__Instructions for the task__. Change every "row-label" in the records below to "field-label", and leave everything else as it is.

________

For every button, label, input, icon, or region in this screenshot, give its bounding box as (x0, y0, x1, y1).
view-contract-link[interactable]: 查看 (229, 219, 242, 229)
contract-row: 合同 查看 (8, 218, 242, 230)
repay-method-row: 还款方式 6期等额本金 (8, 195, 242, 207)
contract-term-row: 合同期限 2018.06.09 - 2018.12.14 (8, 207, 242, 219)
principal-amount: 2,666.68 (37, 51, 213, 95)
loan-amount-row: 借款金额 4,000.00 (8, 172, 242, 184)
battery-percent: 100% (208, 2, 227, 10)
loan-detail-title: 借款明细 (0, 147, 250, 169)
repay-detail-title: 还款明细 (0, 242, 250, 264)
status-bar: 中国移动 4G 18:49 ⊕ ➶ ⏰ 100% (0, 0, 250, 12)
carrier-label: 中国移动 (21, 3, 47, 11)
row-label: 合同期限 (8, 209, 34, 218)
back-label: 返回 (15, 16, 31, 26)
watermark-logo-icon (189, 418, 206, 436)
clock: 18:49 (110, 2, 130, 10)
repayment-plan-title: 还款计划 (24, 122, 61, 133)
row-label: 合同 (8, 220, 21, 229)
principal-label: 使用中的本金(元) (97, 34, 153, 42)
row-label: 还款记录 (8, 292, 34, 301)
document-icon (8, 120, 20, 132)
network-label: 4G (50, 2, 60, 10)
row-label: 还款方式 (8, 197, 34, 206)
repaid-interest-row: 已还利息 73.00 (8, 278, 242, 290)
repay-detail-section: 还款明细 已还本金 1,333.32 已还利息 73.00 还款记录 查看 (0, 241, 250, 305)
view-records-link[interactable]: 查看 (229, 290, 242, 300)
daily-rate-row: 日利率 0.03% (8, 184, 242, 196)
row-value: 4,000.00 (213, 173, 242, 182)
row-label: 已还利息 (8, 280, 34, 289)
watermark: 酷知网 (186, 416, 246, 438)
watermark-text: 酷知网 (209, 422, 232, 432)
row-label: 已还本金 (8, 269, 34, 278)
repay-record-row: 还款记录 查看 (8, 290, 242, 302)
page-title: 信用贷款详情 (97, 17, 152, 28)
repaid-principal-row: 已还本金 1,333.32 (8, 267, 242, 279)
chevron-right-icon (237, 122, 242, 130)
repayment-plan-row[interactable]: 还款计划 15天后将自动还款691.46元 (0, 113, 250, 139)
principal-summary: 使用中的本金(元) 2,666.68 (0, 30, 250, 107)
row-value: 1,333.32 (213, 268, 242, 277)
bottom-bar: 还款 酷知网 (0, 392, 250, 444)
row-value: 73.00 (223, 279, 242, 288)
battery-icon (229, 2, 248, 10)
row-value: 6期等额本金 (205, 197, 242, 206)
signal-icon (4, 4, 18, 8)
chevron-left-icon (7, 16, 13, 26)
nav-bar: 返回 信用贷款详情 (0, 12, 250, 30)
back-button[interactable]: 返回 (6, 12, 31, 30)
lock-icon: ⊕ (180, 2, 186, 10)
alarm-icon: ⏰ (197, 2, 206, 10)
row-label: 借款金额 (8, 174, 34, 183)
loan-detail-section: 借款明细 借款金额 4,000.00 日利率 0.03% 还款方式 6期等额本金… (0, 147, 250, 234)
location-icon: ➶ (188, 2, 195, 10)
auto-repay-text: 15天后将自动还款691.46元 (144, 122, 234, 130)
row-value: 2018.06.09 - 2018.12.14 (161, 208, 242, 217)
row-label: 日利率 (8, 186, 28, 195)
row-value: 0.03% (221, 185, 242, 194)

________

__Answer in full__.
For every button, label, input, icon, or region in this screenshot, give its bounding box as (x0, y0, x1, y1).
view-contract-link[interactable]: 查看 (229, 219, 242, 229)
contract-row: 合同 查看 (8, 218, 242, 230)
repay-method-row: 还款方式 6期等额本金 (8, 195, 242, 207)
contract-term-row: 合同期限 2018.06.09 - 2018.12.14 (8, 207, 242, 219)
principal-amount: 2,666.68 (37, 51, 213, 95)
loan-amount-row: 借款金额 4,000.00 (8, 172, 242, 184)
battery-percent: 100% (208, 2, 227, 10)
loan-detail-title: 借款明细 (0, 147, 250, 169)
repay-detail-title: 还款明细 (0, 242, 250, 264)
status-bar: 中国移动 4G 18:49 ⊕ ➶ ⏰ 100% (0, 0, 250, 12)
carrier-label: 中国移动 (21, 3, 47, 11)
field-label: 合同期限 (8, 209, 34, 218)
back-label: 返回 (15, 16, 31, 26)
watermark-logo-icon (189, 418, 206, 436)
clock: 18:49 (110, 2, 130, 10)
repayment-plan-title: 还款计划 (24, 122, 61, 133)
field-label: 合同 (8, 220, 21, 229)
principal-label: 使用中的本金(元) (97, 34, 153, 42)
field-label: 还款记录 (8, 292, 34, 301)
document-icon (8, 120, 20, 132)
network-label: 4G (50, 2, 60, 10)
field-label: 还款方式 (8, 197, 34, 206)
repaid-interest-row: 已还利息 73.00 (8, 278, 242, 290)
repay-detail-section: 还款明细 已还本金 1,333.32 已还利息 73.00 还款记录 查看 (0, 241, 250, 305)
view-records-link[interactable]: 查看 (229, 290, 242, 300)
daily-rate-row: 日利率 0.03% (8, 184, 242, 196)
row-value: 4,000.00 (213, 173, 242, 182)
field-label: 已还利息 (8, 280, 34, 289)
watermark: 酷知网 (186, 416, 246, 438)
watermark-text: 酷知网 (209, 422, 232, 432)
field-label: 已还本金 (8, 269, 34, 278)
repay-record-row: 还款记录 查看 (8, 290, 242, 302)
page-title: 信用贷款详情 (97, 17, 152, 28)
repaid-principal-row: 已还本金 1,333.32 (8, 267, 242, 279)
chevron-right-icon (237, 122, 242, 130)
repayment-plan-row[interactable]: 还款计划 15天后将自动还款691.46元 (0, 113, 250, 139)
principal-summary: 使用中的本金(元) 2,666.68 (0, 30, 250, 107)
row-value: 1,333.32 (213, 268, 242, 277)
bottom-bar: 还款 酷知网 (0, 392, 250, 444)
row-value: 73.00 (223, 279, 242, 288)
battery-icon (229, 2, 248, 10)
row-value: 6期等额本金 (205, 197, 242, 206)
signal-icon (4, 4, 18, 8)
chevron-left-icon (7, 16, 13, 26)
nav-bar: 返回 信用贷款详情 (0, 12, 250, 30)
back-button[interactable]: 返回 (6, 12, 31, 30)
lock-icon: ⊕ (180, 2, 186, 10)
alarm-icon: ⏰ (197, 2, 206, 10)
field-label: 借款金额 (8, 174, 34, 183)
loan-detail-section: 借款明细 借款金额 4,000.00 日利率 0.03% 还款方式 6期等额本金… (0, 147, 250, 234)
location-icon: ➶ (188, 2, 195, 10)
auto-repay-text: 15天后将自动还款691.46元 (144, 122, 234, 130)
row-value: 2018.06.09 - 2018.12.14 (161, 208, 242, 217)
field-label: 日利率 (8, 186, 28, 195)
row-value: 0.03% (221, 185, 242, 194)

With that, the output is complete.